## REQUEST
Copy out the listing that follows exactly, dropping every picture.

** START OF DATASET EXCERPTS **

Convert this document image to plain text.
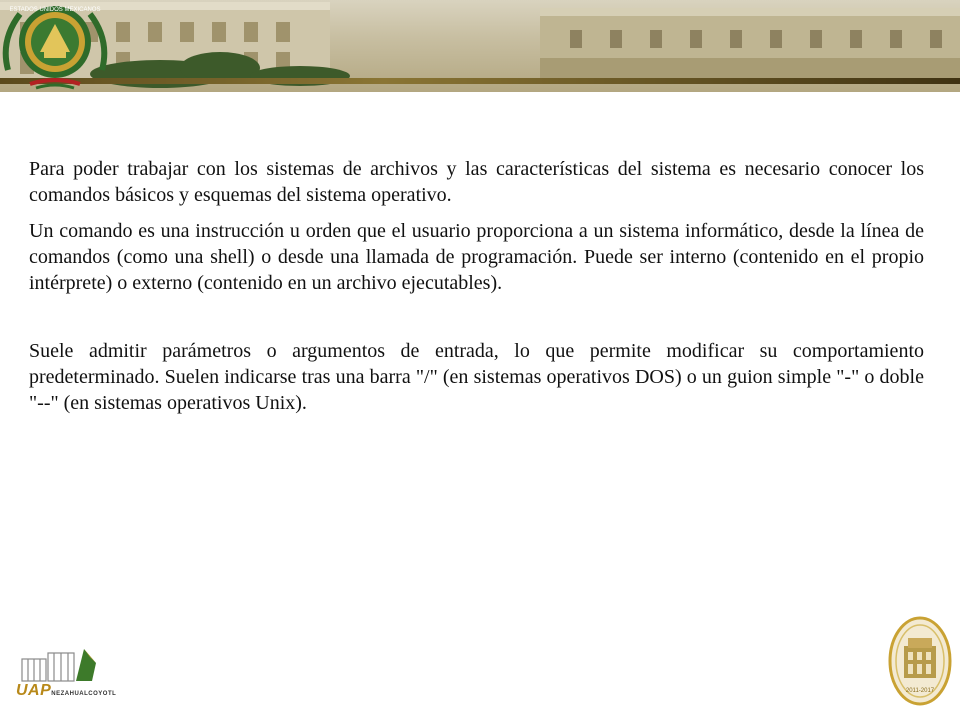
ESTADOS UNIDOS MEXICANOS

Para poder trabajar con los sistemas de archivos y las características del sistema es necesario conocer los comandos básicos y esquemas del sistema operativo.

Un comando es una instrucción u orden que el usuario proporciona a un sistema informático, desde la línea de comandos (como una shell) o desde una llamada de programación. Puede ser interno (contenido en el propio intérprete) o externo (contenido en un archivo ejecutables).

Suele admitir parámetros o argumentos de entrada, lo que permite modificar su comportamiento predeterminado. Suelen indicarse tras una barra "/" (en sistemas operativos DOS) o un guion simple "-" o doble "--" (en sistemas operativos Unix).

UAPNEZAHUALCOYOTL	2011-2017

** END OF DATASET EXCERPTS **

## RESULT OF THIS TASK
Convert this document image to plain text.
ESTADOS UNIDOS MEXICANOS

Para poder trabajar con los sistemas de archivos y las características del sistema es necesario conocer los comandos básicos y esquemas del sistema operativo.

Un comando es una instrucción u orden que el usuario proporciona a un sistema informático, desde la línea de comandos (como una shell) o desde una llamada de programación. Puede ser interno (contenido en el propio intérprete) o externo (contenido en un archivo ejecutables).

Suele admitir parámetros o argumentos de entrada, lo que permite modificar su comportamiento predeterminado. Suelen indicarse tras una barra "/" (en sistemas operativos DOS) o un guion simple "-" o doble "--" (en sistemas operativos Unix).

UAPNEZAHUALCOYOTL	2011-2017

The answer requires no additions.